* **Short problem**
Locate the word "многоквартирного" in the material, then show every line that holds it.

* **Supplied data**
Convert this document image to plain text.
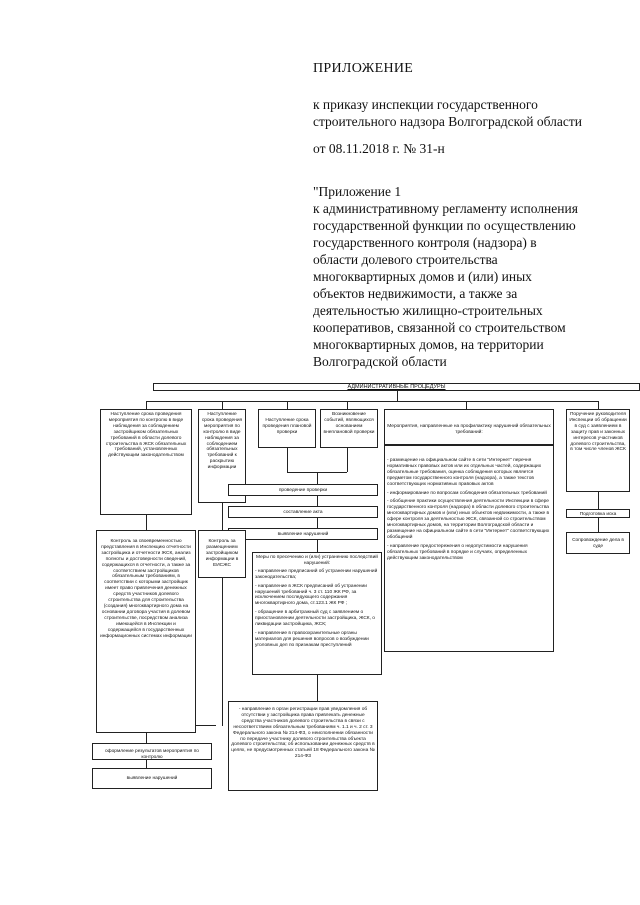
ПРИЛОЖЕНИЕ
к приказу инспекции государственного
строительного надзора Волгоградской области
от 08.11.2018 г. № 31-н
"Приложение 1
к административному регламенту исполнения
государственной функции по осуществлению
государственного контроля (надзора) в
области долевого строительства
многоквартирных домов и (или) иных
объектов недвижимости, а также за
деятельностью жилищно-строительных
кооперативов, связанной со строительством
многоквартирных домов, на территории
Волгоградской области
АДМИНИСТРАТИВНЫЕ ПРОЦЕДУРЫ
Наступление срока проведения мероприятия по контролю в виде наблюдения за соблюдением застройщиком обязательных требований в области долевого строительства в ЖСК обязательных требований, установленных действующим законодательством
Наступление срока проведения мероприятия по контролю в виде наблюдения за соблюдением обязательных требований к раскрытию информации
Наступление срока проведения плановой проверки
Возникновение событий, являющихся основанием внеплановой проверки
Мероприятия, направленные на профилактику нарушений обязательных требований:
Поручение руководителя Инспекции об обращении в суд с заявлением в защиту прав и законных интересов участников долевого строительства, в том числе членов ЖСК
проведение проверки
составление акта
выявление нарушений
Контроль за своевременностью представления в Инспекцию отчетности застройщика и отчетности ЖСК, анализ полноты и достоверности сведений, содержащихся в отчетности, а также за соответствием застройщиков обязательным требованиям, в соответствии с которыми застройщик имеет право привлечения денежных средств участников долевого строительства для строительства (создания) многоквартирного дома на основании договора участия в долевом строительстве, посредством анализа имеющейся в Инспекции и содержащейся в государственных информационных системах информации
Контроль за размещением застройщиком информации в ЕИСЖС
Меры по пресечению и (или) устранению последствий нарушений:

- направление предписаний об устранении нарушений законодательства;

- направление в ЖСК предписаний об устранении нарушений требований ч. 3 ст. 110 ЖК РФ, за исключением последующего содержания многоквартирного дома, ст.123.1 ЖК РФ ;

- обращение в арбитражный суд с заявлением о приостановлении деятельности застройщика, ЖСК, о ликвидации застройщика, ЖСК;

- направление в правоохранительные органы материалов для решения вопросов о возбуждении уголовных дел по признакам преступлений

- направление в орган регистрации прав уведомления об отсутствии у застройщика права привлекать денежные средства участников долевого строительства в связи с несоответствием обязательным требованиям ч. 1.1 и ч. 2 ст. 3 Федерального закона № 214-ФЗ, о неисполнении обязанности по передаче участнику долевого строительства объекта долевого строительства; об использовании денежных средств в целях, не предусмотренных статьей 18 Федерального закона № 214-ФЗ

- размещение на официальном сайте в сети "Интернет" перечня нормативных правовых актов или их отдельных частей, содержащих обязательные требования, оценка соблюдения которых является предметом государственного контроля (надзора), а также текстов соответствующих нормативных правовых актов

- информирование по вопросам соблюдения обязательных требований

- обобщение практики осуществления деятельности Инспекции в сфере государственного контроля (надзора) в области долевого строительства многоквартирных домов и (или) иных объектов недвижимости, а также в сфере контроля за деятельностью ЖСК, связанной со строительством многоквартирных домов, на территории Волгоградской области и размещение на официальном сайте в сети "Интернет" соответствующих обобщений

- направление предостережения о недопустимости нарушения обязательных требований в порядке и случаях, определенных действующим законодательством

Подготовка иска
Сопровождение дела в суде
оформление результатов мероприятия по контролю
выявление нарушений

* **Finished exercise**
Контроль за своевременностью представления в Инспекцию отчетности застройщика и отчетности ЖСК, анализ полноты и достоверности сведений, содержащихся в отчетности, а также за соответствием застройщиков обязательным требованиям, в соответствии с которыми застройщик имеет право привлечения денежных средств участников долевого строительства для строительства (создания) многоквартирного дома на основании договора участия в долевом строительстве, посредством анализа имеющейся в Инспекции и содержащейся в государственных информационных системах информации
- направление в ЖСК предписаний об устранении нарушений требований ч. 3 ст. 110 ЖК РФ, за исключением последующего содержания многоквартирного дома, ст.123.1 ЖК РФ ;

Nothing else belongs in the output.